What the exercise asks: Keep only the lines that hold the string "page", filtering out the rest of the entries below.

▶

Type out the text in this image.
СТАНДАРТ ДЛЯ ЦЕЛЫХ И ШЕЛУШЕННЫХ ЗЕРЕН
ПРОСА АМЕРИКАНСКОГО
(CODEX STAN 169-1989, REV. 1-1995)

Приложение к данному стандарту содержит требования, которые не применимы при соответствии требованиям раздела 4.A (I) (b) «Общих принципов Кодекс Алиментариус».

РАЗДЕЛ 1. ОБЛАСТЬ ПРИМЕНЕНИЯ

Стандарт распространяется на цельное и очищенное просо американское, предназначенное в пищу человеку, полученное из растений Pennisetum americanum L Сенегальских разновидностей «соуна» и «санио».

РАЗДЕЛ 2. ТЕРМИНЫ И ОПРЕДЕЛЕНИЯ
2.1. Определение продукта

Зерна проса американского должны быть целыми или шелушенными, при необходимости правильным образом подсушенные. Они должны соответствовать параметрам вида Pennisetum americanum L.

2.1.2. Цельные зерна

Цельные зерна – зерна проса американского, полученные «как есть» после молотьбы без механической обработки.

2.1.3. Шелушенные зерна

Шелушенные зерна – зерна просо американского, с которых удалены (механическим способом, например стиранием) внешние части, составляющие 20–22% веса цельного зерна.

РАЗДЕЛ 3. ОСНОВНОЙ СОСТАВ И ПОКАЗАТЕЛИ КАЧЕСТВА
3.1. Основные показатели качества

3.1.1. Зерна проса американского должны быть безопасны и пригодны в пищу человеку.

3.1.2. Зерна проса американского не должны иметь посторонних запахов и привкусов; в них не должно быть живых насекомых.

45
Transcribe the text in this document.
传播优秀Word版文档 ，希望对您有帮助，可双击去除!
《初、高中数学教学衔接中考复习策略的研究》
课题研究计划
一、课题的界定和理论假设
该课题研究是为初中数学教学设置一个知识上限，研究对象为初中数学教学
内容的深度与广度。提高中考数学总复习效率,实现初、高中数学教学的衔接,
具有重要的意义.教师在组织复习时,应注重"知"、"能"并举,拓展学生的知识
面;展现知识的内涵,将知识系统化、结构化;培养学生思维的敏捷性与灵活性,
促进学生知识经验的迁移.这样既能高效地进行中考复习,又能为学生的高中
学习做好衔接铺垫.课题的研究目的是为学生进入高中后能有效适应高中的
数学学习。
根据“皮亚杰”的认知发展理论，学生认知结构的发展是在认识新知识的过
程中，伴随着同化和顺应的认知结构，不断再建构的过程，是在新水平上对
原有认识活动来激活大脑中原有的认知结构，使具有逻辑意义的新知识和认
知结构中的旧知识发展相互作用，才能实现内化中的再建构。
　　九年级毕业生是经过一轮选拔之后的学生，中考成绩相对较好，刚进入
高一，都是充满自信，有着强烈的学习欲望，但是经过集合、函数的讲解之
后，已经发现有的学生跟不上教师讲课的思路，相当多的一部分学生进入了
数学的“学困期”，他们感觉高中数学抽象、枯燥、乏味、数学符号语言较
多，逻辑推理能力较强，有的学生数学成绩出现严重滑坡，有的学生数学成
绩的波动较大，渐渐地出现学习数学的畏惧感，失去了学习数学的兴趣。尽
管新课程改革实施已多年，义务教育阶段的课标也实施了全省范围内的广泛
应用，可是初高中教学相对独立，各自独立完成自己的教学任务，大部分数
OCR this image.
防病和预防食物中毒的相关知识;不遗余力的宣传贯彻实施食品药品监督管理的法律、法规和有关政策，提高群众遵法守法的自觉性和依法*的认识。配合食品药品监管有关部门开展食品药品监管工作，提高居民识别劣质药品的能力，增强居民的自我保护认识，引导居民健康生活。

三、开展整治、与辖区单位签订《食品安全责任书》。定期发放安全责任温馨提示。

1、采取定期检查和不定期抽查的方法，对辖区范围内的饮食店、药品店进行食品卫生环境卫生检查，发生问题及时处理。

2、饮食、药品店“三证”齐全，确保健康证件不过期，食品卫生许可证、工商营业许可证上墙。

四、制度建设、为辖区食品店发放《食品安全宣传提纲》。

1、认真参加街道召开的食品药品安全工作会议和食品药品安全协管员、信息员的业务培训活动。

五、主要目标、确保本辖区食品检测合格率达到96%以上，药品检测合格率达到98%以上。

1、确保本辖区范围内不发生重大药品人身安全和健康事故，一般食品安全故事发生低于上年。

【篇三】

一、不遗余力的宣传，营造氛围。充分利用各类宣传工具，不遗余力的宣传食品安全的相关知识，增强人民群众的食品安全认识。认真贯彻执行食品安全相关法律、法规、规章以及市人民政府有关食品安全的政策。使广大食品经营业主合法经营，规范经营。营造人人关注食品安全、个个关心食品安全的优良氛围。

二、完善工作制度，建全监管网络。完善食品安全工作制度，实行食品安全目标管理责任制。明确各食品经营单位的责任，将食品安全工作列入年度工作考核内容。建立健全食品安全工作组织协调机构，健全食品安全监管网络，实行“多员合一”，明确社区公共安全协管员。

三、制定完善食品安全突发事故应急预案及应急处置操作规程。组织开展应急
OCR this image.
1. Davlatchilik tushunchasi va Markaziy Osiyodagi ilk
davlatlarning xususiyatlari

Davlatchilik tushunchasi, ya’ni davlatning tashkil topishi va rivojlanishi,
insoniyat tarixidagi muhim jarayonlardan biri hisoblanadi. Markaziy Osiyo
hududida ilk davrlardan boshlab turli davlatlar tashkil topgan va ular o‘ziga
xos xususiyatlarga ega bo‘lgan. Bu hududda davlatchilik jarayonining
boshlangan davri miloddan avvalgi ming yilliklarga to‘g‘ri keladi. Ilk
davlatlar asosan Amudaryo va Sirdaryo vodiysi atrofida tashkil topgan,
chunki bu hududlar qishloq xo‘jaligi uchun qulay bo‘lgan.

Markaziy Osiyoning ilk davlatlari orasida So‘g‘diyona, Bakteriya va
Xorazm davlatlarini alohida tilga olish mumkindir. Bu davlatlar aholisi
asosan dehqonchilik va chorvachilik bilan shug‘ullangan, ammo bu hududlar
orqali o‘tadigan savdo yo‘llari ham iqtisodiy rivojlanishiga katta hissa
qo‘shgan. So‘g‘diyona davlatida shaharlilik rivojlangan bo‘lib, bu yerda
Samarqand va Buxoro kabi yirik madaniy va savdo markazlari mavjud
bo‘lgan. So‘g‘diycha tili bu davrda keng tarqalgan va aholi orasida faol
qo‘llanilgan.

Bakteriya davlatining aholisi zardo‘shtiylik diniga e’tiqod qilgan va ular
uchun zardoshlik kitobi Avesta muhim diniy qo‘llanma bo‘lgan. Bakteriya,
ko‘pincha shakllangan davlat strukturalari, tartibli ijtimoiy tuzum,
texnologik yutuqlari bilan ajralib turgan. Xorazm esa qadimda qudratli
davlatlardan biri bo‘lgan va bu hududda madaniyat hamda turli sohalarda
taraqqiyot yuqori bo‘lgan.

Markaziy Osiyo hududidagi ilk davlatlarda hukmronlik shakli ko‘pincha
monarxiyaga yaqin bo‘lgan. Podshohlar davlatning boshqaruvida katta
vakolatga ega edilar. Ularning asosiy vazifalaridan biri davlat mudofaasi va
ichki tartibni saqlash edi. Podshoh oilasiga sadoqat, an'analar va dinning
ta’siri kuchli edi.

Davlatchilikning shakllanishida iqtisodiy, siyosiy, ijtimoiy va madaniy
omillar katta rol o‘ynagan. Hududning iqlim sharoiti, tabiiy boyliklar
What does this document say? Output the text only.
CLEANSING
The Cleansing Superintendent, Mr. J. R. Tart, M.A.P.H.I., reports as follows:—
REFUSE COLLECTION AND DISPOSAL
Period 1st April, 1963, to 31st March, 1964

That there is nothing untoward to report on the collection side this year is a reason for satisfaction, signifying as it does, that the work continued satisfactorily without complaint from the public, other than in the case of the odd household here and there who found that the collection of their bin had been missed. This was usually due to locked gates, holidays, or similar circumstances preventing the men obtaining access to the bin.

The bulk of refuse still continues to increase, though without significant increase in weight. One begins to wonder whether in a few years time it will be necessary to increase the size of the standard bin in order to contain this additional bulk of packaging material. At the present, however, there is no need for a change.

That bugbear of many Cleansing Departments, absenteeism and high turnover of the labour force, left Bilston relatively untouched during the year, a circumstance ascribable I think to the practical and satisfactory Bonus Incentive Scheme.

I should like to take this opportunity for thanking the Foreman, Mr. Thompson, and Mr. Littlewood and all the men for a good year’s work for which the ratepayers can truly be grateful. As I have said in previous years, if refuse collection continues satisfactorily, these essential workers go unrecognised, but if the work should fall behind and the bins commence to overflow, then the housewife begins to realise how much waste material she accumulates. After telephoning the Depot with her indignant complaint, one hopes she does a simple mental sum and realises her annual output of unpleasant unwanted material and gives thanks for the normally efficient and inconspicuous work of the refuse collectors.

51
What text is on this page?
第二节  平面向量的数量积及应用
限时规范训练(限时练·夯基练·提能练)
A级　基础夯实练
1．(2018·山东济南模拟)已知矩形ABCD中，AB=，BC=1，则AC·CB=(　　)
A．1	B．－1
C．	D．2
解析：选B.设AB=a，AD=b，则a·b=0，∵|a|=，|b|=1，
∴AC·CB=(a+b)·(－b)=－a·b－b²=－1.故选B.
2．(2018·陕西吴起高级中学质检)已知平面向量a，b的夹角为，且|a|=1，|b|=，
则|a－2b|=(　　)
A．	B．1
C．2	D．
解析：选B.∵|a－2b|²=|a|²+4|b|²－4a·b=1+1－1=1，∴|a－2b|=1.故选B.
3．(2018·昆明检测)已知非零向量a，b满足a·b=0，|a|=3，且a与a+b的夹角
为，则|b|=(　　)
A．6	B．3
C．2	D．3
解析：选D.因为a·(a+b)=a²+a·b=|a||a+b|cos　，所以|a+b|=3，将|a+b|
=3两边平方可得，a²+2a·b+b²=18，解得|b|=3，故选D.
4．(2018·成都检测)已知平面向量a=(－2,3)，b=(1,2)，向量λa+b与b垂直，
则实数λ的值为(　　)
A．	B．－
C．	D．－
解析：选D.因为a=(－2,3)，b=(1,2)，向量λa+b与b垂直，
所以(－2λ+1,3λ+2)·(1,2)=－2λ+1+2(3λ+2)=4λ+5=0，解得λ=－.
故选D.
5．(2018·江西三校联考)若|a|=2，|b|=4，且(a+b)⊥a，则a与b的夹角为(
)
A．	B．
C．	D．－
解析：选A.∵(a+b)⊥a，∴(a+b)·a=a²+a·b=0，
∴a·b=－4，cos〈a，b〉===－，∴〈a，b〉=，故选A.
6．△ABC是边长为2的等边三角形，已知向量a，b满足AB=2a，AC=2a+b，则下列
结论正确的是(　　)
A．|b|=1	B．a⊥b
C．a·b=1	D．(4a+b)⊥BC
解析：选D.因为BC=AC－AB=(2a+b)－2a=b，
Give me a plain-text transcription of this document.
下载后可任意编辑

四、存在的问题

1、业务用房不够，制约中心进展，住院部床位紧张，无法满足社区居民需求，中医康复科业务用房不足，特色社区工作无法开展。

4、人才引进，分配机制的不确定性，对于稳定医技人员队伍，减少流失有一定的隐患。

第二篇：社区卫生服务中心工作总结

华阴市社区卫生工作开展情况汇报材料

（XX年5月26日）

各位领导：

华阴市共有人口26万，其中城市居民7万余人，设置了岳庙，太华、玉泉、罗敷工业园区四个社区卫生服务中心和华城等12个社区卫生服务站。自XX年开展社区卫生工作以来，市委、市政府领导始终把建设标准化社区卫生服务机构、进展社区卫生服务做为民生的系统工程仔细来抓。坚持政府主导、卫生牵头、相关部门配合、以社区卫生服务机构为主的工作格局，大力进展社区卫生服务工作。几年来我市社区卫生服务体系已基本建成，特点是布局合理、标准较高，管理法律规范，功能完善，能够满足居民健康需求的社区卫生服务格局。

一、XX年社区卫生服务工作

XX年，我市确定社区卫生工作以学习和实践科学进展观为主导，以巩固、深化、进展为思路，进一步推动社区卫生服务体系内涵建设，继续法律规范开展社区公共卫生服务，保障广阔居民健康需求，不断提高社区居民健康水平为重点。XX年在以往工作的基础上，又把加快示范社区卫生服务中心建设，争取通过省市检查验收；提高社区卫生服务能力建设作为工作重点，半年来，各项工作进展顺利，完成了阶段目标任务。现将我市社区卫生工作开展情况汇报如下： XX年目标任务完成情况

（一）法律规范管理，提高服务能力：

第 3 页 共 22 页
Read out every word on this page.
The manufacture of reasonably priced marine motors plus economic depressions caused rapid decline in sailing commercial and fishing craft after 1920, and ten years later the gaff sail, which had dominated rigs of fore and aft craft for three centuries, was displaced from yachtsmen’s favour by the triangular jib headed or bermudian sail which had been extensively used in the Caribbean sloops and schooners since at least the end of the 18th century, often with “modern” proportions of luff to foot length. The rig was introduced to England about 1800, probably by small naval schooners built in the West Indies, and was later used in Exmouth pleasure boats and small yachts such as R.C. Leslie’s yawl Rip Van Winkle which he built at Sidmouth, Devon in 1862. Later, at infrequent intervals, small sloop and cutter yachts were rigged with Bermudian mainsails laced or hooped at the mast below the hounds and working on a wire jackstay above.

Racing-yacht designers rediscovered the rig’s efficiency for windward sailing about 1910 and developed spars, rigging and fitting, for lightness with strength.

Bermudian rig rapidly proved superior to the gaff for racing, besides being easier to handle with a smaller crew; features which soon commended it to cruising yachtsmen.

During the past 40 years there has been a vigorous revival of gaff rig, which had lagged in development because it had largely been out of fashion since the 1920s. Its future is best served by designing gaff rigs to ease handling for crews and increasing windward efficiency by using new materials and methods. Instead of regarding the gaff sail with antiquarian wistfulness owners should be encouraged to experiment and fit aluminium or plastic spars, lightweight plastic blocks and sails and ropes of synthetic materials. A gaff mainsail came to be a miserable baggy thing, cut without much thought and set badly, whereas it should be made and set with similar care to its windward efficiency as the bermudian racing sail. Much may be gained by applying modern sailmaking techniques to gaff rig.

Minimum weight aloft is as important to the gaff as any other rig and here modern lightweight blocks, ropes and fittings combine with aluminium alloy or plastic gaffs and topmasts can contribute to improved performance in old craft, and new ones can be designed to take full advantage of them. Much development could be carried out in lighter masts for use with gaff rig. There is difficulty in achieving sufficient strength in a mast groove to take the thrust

◀

Finished exercise:
What text is on this page?
Read out every word on this page.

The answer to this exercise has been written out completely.